Direction: The data below must be copied in full and without any change.

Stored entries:
○ ○ ○ ○ ○
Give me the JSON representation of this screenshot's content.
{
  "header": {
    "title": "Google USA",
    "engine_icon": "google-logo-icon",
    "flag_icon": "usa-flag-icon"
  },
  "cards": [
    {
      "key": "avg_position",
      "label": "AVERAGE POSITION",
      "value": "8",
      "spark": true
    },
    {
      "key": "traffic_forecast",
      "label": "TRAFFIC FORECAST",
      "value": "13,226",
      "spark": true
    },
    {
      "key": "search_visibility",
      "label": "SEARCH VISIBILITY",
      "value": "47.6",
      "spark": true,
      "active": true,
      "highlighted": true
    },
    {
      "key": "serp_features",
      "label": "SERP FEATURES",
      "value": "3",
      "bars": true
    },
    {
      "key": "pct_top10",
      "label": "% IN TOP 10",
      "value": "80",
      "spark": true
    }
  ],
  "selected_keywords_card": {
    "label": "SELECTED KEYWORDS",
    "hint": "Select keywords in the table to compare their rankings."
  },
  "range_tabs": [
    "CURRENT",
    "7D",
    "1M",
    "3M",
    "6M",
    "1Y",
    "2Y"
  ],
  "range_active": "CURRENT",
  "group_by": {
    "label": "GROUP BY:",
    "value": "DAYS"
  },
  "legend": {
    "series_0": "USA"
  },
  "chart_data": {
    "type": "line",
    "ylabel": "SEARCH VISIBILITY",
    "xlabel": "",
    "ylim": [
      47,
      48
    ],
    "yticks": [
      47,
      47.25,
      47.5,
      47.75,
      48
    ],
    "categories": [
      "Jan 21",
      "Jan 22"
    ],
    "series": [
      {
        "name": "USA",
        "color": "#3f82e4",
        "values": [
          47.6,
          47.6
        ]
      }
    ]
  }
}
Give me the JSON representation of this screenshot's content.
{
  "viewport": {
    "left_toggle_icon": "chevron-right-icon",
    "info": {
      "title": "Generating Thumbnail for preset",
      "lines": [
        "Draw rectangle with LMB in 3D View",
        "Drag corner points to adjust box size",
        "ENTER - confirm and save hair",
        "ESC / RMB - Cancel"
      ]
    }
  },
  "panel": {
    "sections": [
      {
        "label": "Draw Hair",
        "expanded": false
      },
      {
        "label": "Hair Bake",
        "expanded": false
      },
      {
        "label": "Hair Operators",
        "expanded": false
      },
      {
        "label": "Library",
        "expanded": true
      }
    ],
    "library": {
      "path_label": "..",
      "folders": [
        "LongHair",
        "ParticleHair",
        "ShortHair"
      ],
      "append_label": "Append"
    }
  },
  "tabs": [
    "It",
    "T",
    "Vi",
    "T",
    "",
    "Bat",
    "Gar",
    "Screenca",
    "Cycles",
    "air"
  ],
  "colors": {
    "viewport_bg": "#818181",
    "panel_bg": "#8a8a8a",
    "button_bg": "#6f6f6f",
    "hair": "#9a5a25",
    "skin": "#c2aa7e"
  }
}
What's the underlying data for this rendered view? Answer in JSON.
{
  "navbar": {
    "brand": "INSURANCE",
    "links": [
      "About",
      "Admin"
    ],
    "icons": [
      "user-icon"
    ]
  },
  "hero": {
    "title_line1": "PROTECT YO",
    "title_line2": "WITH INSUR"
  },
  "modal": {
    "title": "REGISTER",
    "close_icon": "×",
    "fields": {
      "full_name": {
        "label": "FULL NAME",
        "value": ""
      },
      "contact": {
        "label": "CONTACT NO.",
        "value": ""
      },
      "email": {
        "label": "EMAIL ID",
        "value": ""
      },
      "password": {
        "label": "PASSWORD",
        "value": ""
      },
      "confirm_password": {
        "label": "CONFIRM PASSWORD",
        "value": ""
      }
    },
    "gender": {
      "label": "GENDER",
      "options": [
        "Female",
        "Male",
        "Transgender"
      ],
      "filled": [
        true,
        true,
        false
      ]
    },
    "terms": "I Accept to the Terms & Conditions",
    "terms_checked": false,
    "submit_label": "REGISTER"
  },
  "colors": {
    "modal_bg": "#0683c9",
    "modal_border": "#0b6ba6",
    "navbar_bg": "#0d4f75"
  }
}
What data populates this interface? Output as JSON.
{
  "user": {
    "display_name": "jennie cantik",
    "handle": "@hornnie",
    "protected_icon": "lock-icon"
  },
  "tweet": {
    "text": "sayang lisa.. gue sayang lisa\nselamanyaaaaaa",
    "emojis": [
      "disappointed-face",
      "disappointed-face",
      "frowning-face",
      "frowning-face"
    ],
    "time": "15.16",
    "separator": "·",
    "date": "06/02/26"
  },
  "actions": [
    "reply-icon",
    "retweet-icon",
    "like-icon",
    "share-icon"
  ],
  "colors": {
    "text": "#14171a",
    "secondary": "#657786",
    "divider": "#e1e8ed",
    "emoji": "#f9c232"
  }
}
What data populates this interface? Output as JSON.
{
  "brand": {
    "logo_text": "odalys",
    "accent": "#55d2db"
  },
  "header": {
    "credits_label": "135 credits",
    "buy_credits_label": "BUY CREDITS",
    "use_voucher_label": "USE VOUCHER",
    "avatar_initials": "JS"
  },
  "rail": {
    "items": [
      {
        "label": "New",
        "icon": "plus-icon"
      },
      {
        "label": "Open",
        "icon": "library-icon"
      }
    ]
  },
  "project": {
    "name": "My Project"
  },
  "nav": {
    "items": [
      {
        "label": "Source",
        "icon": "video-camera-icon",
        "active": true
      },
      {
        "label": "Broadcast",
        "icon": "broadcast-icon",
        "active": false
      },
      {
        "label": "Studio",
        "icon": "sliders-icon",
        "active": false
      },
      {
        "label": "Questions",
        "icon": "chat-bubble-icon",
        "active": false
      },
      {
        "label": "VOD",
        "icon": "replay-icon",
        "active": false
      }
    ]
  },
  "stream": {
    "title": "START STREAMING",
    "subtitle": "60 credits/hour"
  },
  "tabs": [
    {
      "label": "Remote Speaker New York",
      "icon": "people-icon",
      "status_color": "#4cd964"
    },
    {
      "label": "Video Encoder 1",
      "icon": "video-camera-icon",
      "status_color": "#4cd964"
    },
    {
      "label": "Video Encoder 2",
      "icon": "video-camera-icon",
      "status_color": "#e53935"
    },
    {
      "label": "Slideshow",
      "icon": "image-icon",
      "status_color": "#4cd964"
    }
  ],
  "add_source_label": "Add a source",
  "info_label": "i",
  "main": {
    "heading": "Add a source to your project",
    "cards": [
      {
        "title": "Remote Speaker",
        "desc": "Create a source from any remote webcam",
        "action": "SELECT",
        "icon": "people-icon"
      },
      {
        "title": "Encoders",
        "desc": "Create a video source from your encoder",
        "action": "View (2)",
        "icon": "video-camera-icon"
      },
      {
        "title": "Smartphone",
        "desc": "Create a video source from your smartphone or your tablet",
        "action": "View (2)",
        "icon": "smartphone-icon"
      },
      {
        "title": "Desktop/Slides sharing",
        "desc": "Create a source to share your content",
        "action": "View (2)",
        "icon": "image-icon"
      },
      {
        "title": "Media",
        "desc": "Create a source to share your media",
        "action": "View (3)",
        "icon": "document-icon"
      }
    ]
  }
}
○ ○ ○ ○ ○
Task result:
Give me the JSON representation of this screenshot's content.
{
  "header": {
    "title": "Google USA",
    "engine_icon": "google-logo-icon",
    "flag_icon": "usa-flag-icon"
  },
  "cards": [
    {
      "key": "avg_position",
      "label": "AVERAGE POSITION",
      "value": "8",
      "spark": true
    },
    {
      "key": "traffic_forecast",
      "label": "TRAFFIC FORECAST",
      "value": "13,226",
      "spark": true
    },
    {
      "key": "search_visibility",
      "label": "SEARCH VISIBILITY",
      "value": "47.6",
      "spark": true,
      "active": true,
      "highlighted": true
    },
    {
      "key": "serp_features",
      "label": "SERP FEATURES",
      "value": "3",
      "bars": true
    },
    {
      "key": "pct_top10",
      "label": "% IN TOP 10",
      "value": "80",
      "spark": true
    }
  ],
  "selected_keywords_card": {
    "label": "SELECTED KEYWORDS",
    "hint": "Select keywords in the table to compare their rankings."
  },
  "range_tabs": [
    "CURRENT",
    "7D",
    "1M",
    "3M",
    "6M",
    "1Y",
    "2Y"
  ],
  "range_active": "CURRENT",
  "group_by": {
    "label": "GROUP BY:",
    "value": "DAYS"
  },
  "legend": {
    "series_0": "USA"
  },
  "chart_data": {
    "type": "line",
    "ylabel": "SEARCH VISIBILITY",
    "xlabel": "",
    "ylim": [
      47,
      48
    ],
    "yticks": [
      47,
      47.25,
      47.5,
      47.75,
      48
    ],
    "categories": [
      "Jan 21",
      "Jan 22"
    ],
    "series": [
      {
        "name": "USA",
        "color": "#3f82e4",
        "values": [
          47.6,
          47.6
        ]
      }
    ]
  }
}
Give me the JSON representation of this screenshot's content.
{
  "viewport": {
    "left_toggle_icon": "chevron-right-icon",
    "info": {
      "title": "Generating Thumbnail for preset",
      "lines": [
        "Draw rectangle with LMB in 3D View",
        "Drag corner points to adjust box size",
        "ENTER - confirm and save hair",
        "ESC / RMB - Cancel"
      ]
    }
  },
  "panel": {
    "sections": [
      {
        "label": "Draw Hair",
        "expanded": false
      },
      {
        "label": "Hair Bake",
        "expanded": false
      },
      {
        "label": "Hair Operators",
        "expanded": false
      },
      {
        "label": "Library",
        "expanded": true
      }
    ],
    "library": {
      "path_label": "..",
      "folders": [
        "LongHair",
        "ParticleHair",
        "ShortHair"
      ],
      "append_label": "Append"
    }
  },
  "tabs": [
    "It",
    "T",
    "Vi",
    "T",
    "",
    "Bat",
    "Gar",
    "Screenca",
    "Cycles",
    "air"
  ],
  "colors": {
    "viewport_bg": "#818181",
    "panel_bg": "#8a8a8a",
    "button_bg": "#6f6f6f",
    "hair": "#9a5a25",
    "skin": "#c2aa7e"
  }
}
What's the underlying data for this rendered view? Answer in JSON.
{
  "navbar": {
    "brand": "INSURANCE",
    "links": [
      "About",
      "Admin"
    ],
    "icons": [
      "user-icon"
    ]
  },
  "hero": {
    "title_line1": "PROTECT YO",
    "title_line2": "WITH INSUR"
  },
  "modal": {
    "title": "REGISTER",
    "close_icon": "×",
    "fields": {
      "full_name": {
        "label": "FULL NAME",
        "value": ""
      },
      "contact": {
        "label": "CONTACT NO.",
        "value": ""
      },
      "email": {
        "label": "EMAIL ID",
        "value": ""
      },
      "password": {
        "label": "PASSWORD",
        "value": ""
      },
      "confirm_password": {
        "label": "CONFIRM PASSWORD",
        "value": ""
      }
    },
    "gender": {
      "label": "GENDER",
      "options": [
        "Female",
        "Male",
        "Transgender"
      ],
      "filled": [
        true,
        true,
        false
      ]
    },
    "terms": "I Accept to the Terms & Conditions",
    "terms_checked": false,
    "submit_label": "REGISTER"
  },
  "colors": {
    "modal_bg": "#0683c9",
    "modal_border": "#0b6ba6",
    "navbar_bg": "#0d4f75"
  }
}
What data populates this interface? Output as JSON.
{
  "user": {
    "display_name": "jennie cantik",
    "handle": "@hornnie",
    "protected_icon": "lock-icon"
  },
  "tweet": {
    "text": "sayang lisa.. gue sayang lisa\nselamanyaaaaaa",
    "emojis": [
      "disappointed-face",
      "disappointed-face",
      "frowning-face",
      "frowning-face"
    ],
    "time": "15.16",
    "separator": "·",
    "date": "06/02/26"
  },
  "actions": [
    "reply-icon",
    "retweet-icon",
    "like-icon",
    "share-icon"
  ],
  "colors": {
    "text": "#14171a",
    "secondary": "#657786",
    "divider": "#e1e8ed",
    "emoji": "#f9c232"
  }
}
What data populates this interface? Output as JSON.
{
  "brand": {
    "logo_text": "odalys",
    "accent": "#55d2db"
  },
  "header": {
    "credits_label": "135 credits",
    "buy_credits_label": "BUY CREDITS",
    "use_voucher_label": "USE VOUCHER",
    "avatar_initials": "JS"
  },
  "rail": {
    "items": [
      {
        "label": "New",
        "icon": "plus-icon"
      },
      {
        "label": "Open",
        "icon": "library-icon"
      }
    ]
  },
  "project": {
    "name": "My Project"
  },
  "nav": {
    "items": [
      {
        "label": "Source",
        "icon": "video-camera-icon",
        "active": true
      },
      {
        "label": "Broadcast",
        "icon": "broadcast-icon",
        "active": false
      },
      {
        "label": "Studio",
        "icon": "sliders-icon",
        "active": false
      },
      {
        "label": "Questions",
        "icon": "chat-bubble-icon",
        "active": false
      },
      {
        "label": "VOD",
        "icon": "replay-icon",
        "active": false
      }
    ]
  },
  "stream": {
    "title": "START STREAMING",
    "subtitle": "60 credits/hour"
  },
  "tabs": [
    {
      "label": "Remote Speaker New York",
      "icon": "people-icon",
      "status_color": "#4cd964"
    },
    {
      "label": "Video Encoder 1",
      "icon": "video-camera-icon",
      "status_color": "#4cd964"
    },
    {
      "label": "Video Encoder 2",
      "icon": "video-camera-icon",
      "status_color": "#e53935"
    },
    {
      "label": "Slideshow",
      "icon": "image-icon",
      "status_color": "#4cd964"
    }
  ],
  "add_source_label": "Add a source",
  "info_label": "i",
  "main": {
    "heading": "Add a source to your project",
    "cards": [
      {
        "title": "Remote Speaker",
        "desc": "Create a source from any remote webcam",
        "action": "SELECT",
        "icon": "people-icon"
      },
      {
        "title": "Encoders",
        "desc": "Create a video source from your encoder",
        "action": "View (2)",
        "icon": "video-camera-icon"
      },
      {
        "title": "Smartphone",
        "desc": "Create a video source from your smartphone or your tablet",
        "action": "View (2)",
        "icon": "smartphone-icon"
      },
      {
        "title": "Desktop/Slides sharing",
        "desc": "Create a source to share your content",
        "action": "View (2)",
        "icon": "image-icon"
      },
      {
        "title": "Media",
        "desc": "Create a source to share your media",
        "action": "View (3)",
        "icon": "document-icon"
      }
    ]
  }
}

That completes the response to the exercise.